Exercise directions:
In the data below, find every line that has the string "only", and copy it.
-- begin Input data --
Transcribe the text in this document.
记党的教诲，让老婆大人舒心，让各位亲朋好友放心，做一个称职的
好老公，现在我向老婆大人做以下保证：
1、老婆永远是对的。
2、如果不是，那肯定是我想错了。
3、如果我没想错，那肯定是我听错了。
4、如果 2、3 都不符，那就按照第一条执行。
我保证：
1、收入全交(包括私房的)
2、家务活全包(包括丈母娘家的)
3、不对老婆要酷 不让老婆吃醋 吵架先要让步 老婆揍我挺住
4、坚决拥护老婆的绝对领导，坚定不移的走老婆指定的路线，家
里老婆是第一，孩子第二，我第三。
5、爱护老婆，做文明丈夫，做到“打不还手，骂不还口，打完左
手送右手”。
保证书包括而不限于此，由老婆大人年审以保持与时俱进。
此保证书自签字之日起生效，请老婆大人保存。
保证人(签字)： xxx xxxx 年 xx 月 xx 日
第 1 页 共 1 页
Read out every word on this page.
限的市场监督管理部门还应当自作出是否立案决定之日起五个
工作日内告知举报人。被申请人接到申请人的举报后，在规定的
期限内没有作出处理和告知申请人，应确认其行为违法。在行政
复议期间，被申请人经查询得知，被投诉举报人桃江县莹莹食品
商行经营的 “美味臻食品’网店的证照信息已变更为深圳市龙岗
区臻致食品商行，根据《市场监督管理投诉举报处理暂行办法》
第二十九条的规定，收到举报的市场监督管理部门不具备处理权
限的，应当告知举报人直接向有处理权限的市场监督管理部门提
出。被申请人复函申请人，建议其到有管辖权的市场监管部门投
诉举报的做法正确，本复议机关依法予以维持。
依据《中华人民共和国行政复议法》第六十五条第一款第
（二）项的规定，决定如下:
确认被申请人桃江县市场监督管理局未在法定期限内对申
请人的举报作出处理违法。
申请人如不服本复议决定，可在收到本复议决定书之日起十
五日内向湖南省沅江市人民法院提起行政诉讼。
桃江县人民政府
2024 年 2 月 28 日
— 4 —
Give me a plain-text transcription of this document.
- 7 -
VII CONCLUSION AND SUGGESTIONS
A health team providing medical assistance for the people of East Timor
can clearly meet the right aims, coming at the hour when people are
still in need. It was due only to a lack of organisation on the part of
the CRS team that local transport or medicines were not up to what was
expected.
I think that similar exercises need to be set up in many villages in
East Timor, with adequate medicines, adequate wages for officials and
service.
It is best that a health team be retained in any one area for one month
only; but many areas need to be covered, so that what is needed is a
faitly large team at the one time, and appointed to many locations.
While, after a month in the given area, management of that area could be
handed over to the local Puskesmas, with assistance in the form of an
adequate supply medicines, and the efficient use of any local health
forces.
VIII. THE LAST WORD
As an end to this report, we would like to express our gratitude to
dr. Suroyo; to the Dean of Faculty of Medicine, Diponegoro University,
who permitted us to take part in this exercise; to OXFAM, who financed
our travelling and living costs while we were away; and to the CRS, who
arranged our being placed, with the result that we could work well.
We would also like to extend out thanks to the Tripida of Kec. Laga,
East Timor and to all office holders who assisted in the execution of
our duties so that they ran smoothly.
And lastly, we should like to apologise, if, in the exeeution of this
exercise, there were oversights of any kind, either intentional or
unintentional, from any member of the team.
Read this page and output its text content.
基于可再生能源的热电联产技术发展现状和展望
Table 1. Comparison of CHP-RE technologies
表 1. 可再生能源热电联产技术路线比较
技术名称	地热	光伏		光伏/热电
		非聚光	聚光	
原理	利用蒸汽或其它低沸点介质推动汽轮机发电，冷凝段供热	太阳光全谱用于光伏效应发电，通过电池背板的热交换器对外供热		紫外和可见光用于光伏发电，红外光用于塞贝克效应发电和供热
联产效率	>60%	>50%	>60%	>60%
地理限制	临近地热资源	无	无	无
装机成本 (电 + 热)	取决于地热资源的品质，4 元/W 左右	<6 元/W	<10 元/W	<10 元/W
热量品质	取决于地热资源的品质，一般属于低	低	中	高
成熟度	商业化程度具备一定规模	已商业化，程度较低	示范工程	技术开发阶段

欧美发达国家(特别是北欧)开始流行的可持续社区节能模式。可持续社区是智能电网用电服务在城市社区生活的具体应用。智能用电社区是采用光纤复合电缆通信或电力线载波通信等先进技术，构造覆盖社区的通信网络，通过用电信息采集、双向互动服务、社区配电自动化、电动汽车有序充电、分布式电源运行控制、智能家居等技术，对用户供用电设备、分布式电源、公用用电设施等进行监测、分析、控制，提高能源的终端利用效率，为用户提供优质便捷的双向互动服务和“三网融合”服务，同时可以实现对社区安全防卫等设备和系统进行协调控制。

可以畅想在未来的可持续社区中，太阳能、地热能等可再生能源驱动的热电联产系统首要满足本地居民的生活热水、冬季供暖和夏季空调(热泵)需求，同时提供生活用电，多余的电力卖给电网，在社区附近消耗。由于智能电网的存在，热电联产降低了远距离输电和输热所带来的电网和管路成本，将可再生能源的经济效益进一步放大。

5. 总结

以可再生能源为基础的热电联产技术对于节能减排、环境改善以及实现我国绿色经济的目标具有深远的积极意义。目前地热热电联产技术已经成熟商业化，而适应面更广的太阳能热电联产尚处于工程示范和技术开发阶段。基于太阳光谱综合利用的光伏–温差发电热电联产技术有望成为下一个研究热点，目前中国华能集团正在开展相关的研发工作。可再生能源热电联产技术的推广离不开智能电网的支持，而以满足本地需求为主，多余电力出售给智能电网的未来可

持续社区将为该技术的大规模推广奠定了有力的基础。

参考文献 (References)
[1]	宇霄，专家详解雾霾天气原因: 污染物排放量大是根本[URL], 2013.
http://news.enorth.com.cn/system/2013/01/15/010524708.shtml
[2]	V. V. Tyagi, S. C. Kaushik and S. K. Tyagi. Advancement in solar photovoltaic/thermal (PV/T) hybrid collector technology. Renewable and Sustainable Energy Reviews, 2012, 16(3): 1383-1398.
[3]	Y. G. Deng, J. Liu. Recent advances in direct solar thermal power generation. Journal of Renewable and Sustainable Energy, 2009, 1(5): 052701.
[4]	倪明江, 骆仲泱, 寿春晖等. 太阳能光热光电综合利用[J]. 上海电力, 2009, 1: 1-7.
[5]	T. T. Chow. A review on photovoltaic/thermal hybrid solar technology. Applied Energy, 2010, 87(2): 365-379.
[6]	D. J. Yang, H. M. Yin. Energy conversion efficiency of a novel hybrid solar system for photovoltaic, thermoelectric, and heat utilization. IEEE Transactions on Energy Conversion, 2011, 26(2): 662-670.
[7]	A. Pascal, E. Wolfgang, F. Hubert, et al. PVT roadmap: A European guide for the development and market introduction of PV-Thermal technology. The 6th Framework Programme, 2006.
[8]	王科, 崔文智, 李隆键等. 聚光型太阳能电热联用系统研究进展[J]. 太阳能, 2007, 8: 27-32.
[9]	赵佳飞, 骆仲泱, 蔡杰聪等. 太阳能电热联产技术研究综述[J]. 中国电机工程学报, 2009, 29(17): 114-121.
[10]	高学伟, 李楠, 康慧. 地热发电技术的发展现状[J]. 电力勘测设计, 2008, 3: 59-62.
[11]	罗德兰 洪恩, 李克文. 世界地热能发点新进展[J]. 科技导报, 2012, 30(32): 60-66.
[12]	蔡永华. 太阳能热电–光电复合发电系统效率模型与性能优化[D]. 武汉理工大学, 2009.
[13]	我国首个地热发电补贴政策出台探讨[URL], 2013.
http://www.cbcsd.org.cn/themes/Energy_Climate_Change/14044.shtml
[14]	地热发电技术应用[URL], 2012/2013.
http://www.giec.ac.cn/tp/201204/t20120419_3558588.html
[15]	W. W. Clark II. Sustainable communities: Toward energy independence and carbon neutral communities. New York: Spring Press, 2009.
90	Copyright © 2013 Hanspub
-- end Input data --
Problem solution:
still in need. It was due only to a lack of organisation on the part of
only; but many areas need to be covered, so that what is needed is a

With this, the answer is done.